[Collection entries]

[Begin]

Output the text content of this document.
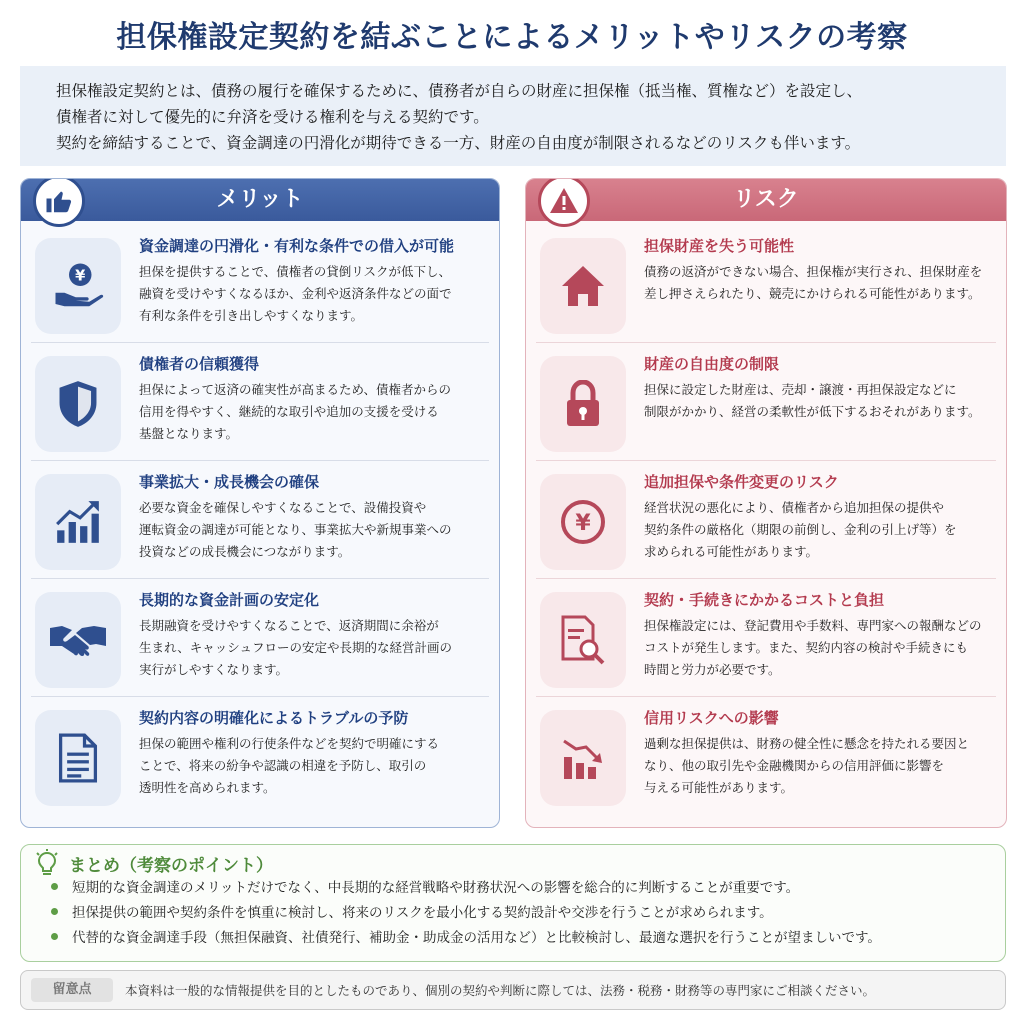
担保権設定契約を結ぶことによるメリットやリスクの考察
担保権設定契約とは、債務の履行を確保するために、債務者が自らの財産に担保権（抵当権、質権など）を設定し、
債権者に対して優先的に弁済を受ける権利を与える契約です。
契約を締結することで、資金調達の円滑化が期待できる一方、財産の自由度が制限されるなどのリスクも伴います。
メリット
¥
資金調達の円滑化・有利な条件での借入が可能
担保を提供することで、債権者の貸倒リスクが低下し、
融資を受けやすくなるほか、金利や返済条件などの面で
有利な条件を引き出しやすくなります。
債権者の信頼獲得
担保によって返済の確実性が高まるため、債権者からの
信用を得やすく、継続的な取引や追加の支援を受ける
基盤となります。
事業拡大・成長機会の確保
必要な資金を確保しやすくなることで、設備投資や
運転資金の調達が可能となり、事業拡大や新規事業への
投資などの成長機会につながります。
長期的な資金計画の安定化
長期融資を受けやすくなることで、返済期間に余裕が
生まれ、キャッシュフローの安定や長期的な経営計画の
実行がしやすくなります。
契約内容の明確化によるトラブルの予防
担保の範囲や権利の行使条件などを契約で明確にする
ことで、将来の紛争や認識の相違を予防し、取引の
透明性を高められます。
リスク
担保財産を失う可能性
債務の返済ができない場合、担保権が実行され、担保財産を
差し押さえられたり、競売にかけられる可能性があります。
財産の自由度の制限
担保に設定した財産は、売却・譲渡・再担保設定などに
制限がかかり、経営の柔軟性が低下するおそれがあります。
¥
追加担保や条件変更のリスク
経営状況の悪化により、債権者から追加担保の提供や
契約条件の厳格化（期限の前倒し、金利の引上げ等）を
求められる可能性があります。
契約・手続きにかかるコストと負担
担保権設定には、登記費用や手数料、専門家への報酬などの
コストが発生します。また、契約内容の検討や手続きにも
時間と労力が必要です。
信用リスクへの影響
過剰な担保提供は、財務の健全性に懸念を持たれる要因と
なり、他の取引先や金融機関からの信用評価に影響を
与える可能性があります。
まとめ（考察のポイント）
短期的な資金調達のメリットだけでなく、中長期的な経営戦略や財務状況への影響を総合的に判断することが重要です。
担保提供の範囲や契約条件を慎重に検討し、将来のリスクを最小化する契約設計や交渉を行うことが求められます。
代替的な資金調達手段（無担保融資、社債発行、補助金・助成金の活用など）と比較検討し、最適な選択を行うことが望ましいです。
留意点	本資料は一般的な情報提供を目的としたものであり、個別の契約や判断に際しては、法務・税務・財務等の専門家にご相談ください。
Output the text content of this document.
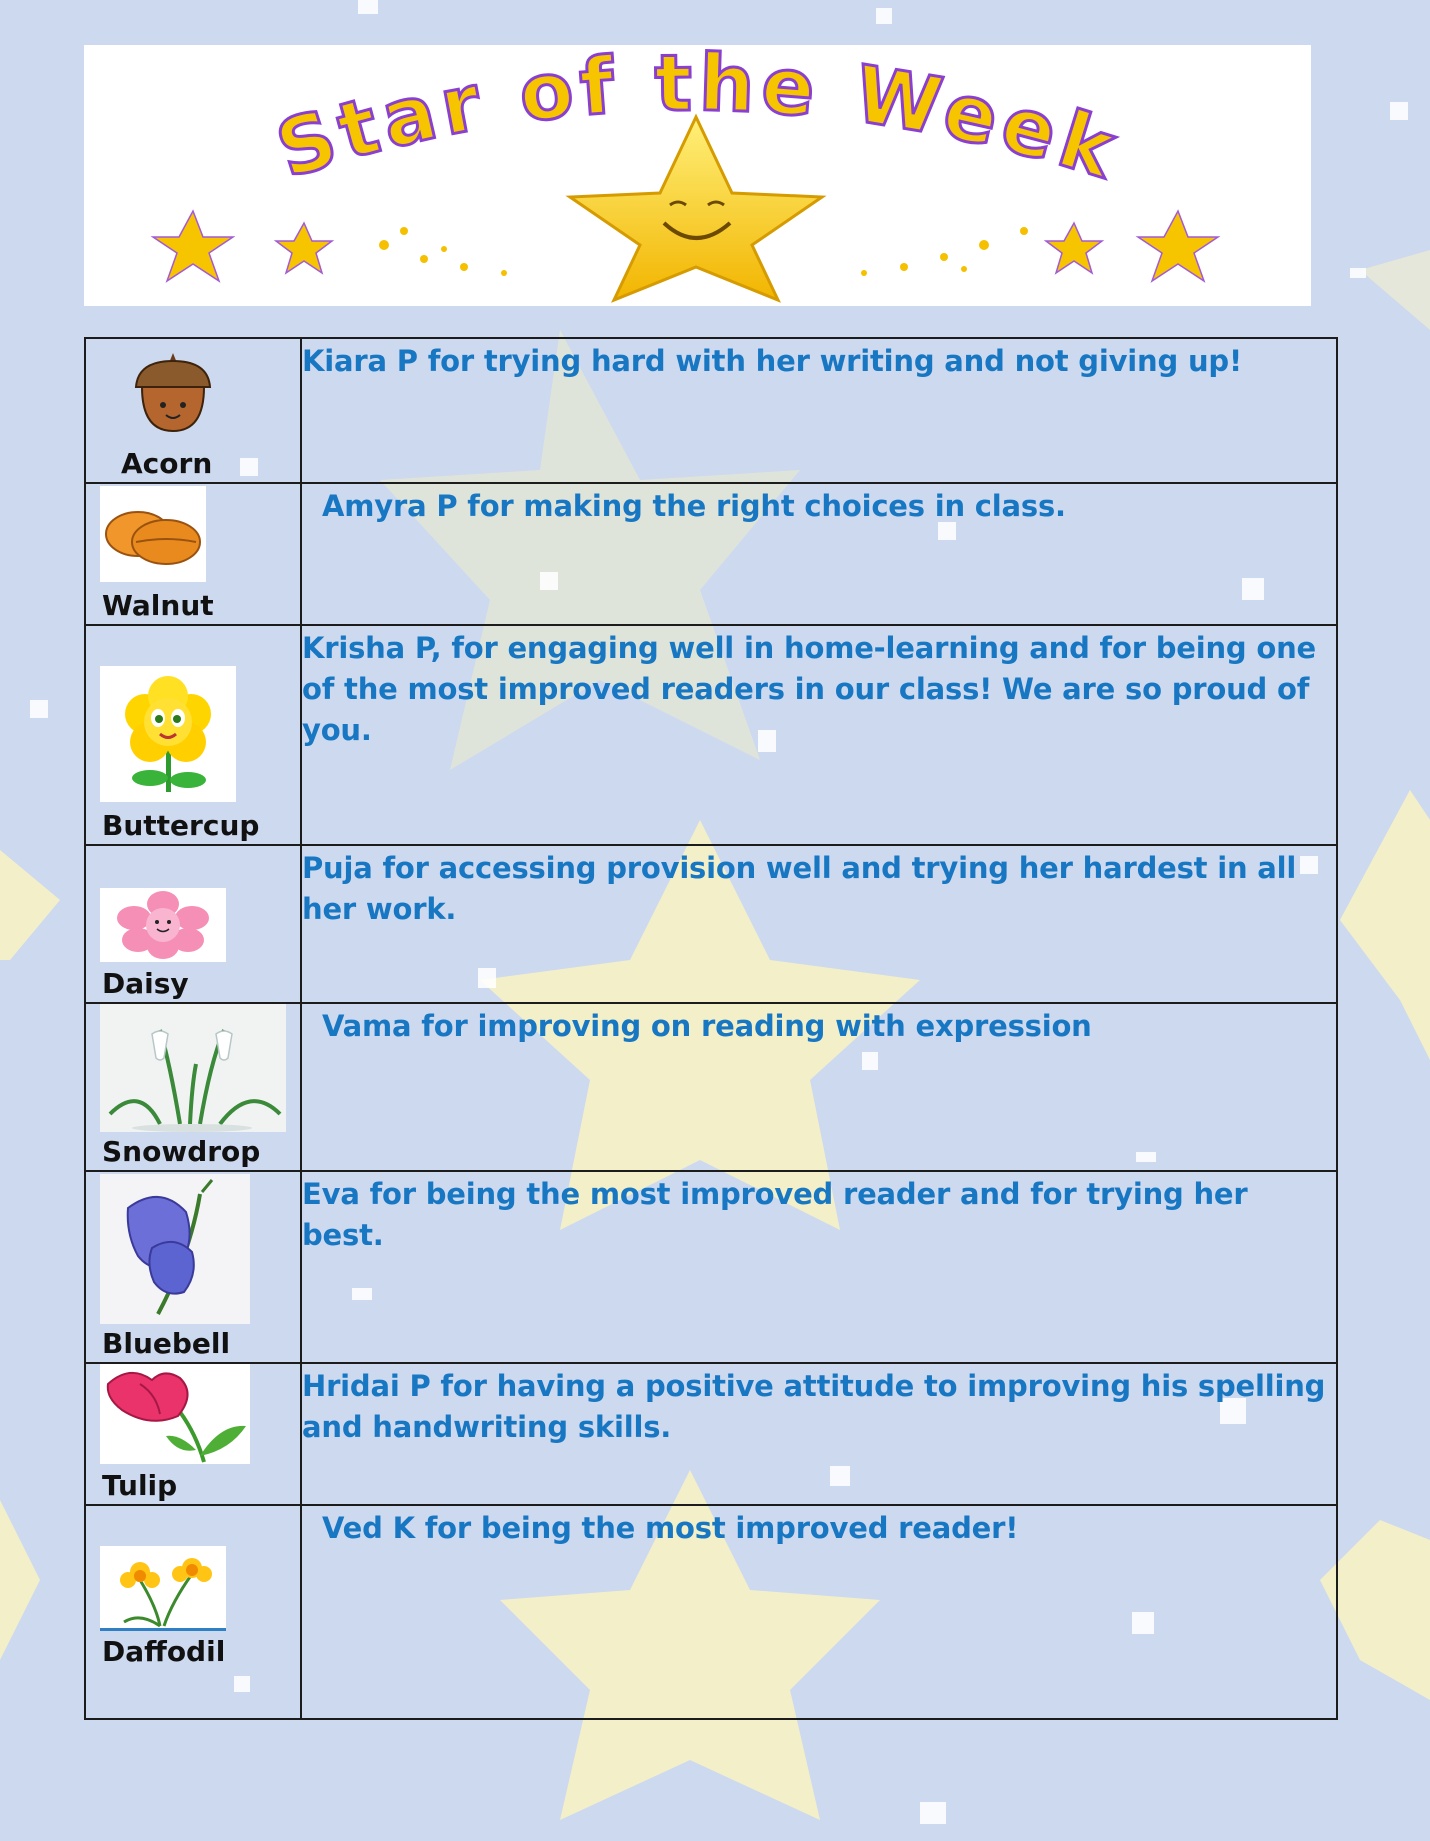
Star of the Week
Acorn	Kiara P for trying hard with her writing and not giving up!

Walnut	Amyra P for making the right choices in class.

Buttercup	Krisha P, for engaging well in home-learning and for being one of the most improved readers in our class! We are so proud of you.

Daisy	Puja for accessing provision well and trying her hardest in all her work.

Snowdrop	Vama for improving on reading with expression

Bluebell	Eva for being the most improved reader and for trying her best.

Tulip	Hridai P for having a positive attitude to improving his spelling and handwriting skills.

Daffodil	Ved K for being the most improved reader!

[End]

**Your objective**
Copy out each line word for word, please, skipping the images.

**Reply to the exercise**
Output the text content of this document.
担保権設定契約を結ぶことによるメリットやリスクの考察
担保権設定契約とは、債務の履行を確保するために、債務者が自らの財産に担保権（抵当権、質権など）を設定し、
債権者に対して優先的に弁済を受ける権利を与える契約です。
契約を締結することで、資金調達の円滑化が期待できる一方、財産の自由度が制限されるなどのリスクも伴います。
メリット
¥
資金調達の円滑化・有利な条件での借入が可能
担保を提供することで、債権者の貸倒リスクが低下し、
融資を受けやすくなるほか、金利や返済条件などの面で
有利な条件を引き出しやすくなります。
債権者の信頼獲得
担保によって返済の確実性が高まるため、債権者からの
信用を得やすく、継続的な取引や追加の支援を受ける
基盤となります。
事業拡大・成長機会の確保
必要な資金を確保しやすくなることで、設備投資や
運転資金の調達が可能となり、事業拡大や新規事業への
投資などの成長機会につながります。
長期的な資金計画の安定化
長期融資を受けやすくなることで、返済期間に余裕が
生まれ、キャッシュフローの安定や長期的な経営計画の
実行がしやすくなります。
契約内容の明確化によるトラブルの予防
担保の範囲や権利の行使条件などを契約で明確にする
ことで、将来の紛争や認識の相違を予防し、取引の
透明性を高められます。
リスク
担保財産を失う可能性
債務の返済ができない場合、担保権が実行され、担保財産を
差し押さえられたり、競売にかけられる可能性があります。
財産の自由度の制限
担保に設定した財産は、売却・譲渡・再担保設定などに
制限がかかり、経営の柔軟性が低下するおそれがあります。
¥
追加担保や条件変更のリスク
経営状況の悪化により、債権者から追加担保の提供や
契約条件の厳格化（期限の前倒し、金利の引上げ等）を
求められる可能性があります。
契約・手続きにかかるコストと負担
担保権設定には、登記費用や手数料、専門家への報酬などの
コストが発生します。また、契約内容の検討や手続きにも
時間と労力が必要です。
信用リスクへの影響
過剰な担保提供は、財務の健全性に懸念を持たれる要因と
なり、他の取引先や金融機関からの信用評価に影響を
与える可能性があります。
まとめ（考察のポイント）
短期的な資金調達のメリットだけでなく、中長期的な経営戦略や財務状況への影響を総合的に判断することが重要です。
担保提供の範囲や契約条件を慎重に検討し、将来のリスクを最小化する契約設計や交渉を行うことが求められます。
代替的な資金調達手段（無担保融資、社債発行、補助金・助成金の活用など）と比較検討し、最適な選択を行うことが望ましいです。
留意点	本資料は一般的な情報提供を目的としたものであり、個別の契約や判断に際しては、法務・税務・財務等の専門家にご相談ください。
Output the text content of this document.
Star of the Week
Acorn	Kiara P for trying hard with her writing and not giving up!

Walnut	Amyra P for making the right choices in class.

Buttercup	Krisha P, for engaging well in home-learning and for being one of the most improved readers in our class! We are so proud of you.

Daisy	Puja for accessing provision well and trying her hardest in all her work.

Snowdrop	Vama for improving on reading with expression

Bluebell	Eva for being the most improved reader and for trying her best.

Tulip	Hridai P for having a positive attitude to improving his spelling and handwriting skills.

Daffodil	Ved K for being the most improved reader!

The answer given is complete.